++++ RECORDS FOR THE EXERCISE ++++

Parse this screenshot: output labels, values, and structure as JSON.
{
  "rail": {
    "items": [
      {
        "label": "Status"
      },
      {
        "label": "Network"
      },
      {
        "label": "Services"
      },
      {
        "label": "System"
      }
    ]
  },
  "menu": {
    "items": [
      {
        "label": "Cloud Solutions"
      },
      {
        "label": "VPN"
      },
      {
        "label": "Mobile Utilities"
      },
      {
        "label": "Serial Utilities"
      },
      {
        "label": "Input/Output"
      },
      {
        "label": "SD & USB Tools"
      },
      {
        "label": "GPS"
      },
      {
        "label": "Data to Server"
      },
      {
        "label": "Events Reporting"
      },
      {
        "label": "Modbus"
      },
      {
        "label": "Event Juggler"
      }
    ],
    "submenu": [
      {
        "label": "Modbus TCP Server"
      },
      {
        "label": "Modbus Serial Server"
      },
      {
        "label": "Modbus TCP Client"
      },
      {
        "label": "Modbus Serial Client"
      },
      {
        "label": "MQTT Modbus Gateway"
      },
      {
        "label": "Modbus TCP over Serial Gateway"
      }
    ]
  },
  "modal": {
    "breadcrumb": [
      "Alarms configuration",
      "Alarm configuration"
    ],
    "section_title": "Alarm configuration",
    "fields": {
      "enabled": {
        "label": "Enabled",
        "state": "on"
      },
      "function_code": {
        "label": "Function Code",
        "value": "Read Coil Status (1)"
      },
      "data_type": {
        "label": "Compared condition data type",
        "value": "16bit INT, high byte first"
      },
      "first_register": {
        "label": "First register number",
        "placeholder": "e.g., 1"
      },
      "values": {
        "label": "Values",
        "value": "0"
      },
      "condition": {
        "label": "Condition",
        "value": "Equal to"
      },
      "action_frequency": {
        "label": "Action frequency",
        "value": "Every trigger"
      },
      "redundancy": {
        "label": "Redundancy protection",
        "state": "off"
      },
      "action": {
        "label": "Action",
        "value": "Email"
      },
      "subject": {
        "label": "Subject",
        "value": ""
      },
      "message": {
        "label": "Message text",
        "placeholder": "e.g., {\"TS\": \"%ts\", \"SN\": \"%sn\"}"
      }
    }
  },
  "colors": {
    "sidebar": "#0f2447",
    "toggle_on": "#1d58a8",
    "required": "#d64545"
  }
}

++++

■ PROBLEM STATEMENT
Return each entry from above without altering a single character.

■ RESPONSE BELOW
Parse this screenshot: output labels, values, and structure as JSON.
{
  "rail": {
    "items": [
      {
        "label": "Status"
      },
      {
        "label": "Network"
      },
      {
        "label": "Services"
      },
      {
        "label": "System"
      }
    ]
  },
  "menu": {
    "items": [
      {
        "label": "Cloud Solutions"
      },
      {
        "label": "VPN"
      },
      {
        "label": "Mobile Utilities"
      },
      {
        "label": "Serial Utilities"
      },
      {
        "label": "Input/Output"
      },
      {
        "label": "SD & USB Tools"
      },
      {
        "label": "GPS"
      },
      {
        "label": "Data to Server"
      },
      {
        "label": "Events Reporting"
      },
      {
        "label": "Modbus"
      },
      {
        "label": "Event Juggler"
      }
    ],
    "submenu": [
      {
        "label": "Modbus TCP Server"
      },
      {
        "label": "Modbus Serial Server"
      },
      {
        "label": "Modbus TCP Client"
      },
      {
        "label": "Modbus Serial Client"
      },
      {
        "label": "MQTT Modbus Gateway"
      },
      {
        "label": "Modbus TCP over Serial Gateway"
      }
    ]
  },
  "modal": {
    "breadcrumb": [
      "Alarms configuration",
      "Alarm configuration"
    ],
    "section_title": "Alarm configuration",
    "fields": {
      "enabled": {
        "label": "Enabled",
        "state": "on"
      },
      "function_code": {
        "label": "Function Code",
        "value": "Read Coil Status (1)"
      },
      "data_type": {
        "label": "Compared condition data type",
        "value": "16bit INT, high byte first"
      },
      "first_register": {
        "label": "First register number",
        "placeholder": "e.g., 1"
      },
      "values": {
        "label": "Values",
        "value": "0"
      },
      "condition": {
        "label": "Condition",
        "value": "Equal to"
      },
      "action_frequency": {
        "label": "Action frequency",
        "value": "Every trigger"
      },
      "redundancy": {
        "label": "Redundancy protection",
        "state": "off"
      },
      "action": {
        "label": "Action",
        "value": "Email"
      },
      "subject": {
        "label": "Subject",
        "value": ""
      },
      "message": {
        "label": "Message text",
        "placeholder": "e.g., {\"TS\": \"%ts\", \"SN\": \"%sn\"}"
      }
    }
  },
  "colors": {
    "sidebar": "#0f2447",
    "toggle_on": "#1d58a8",
    "required": "#d64545"
  }
}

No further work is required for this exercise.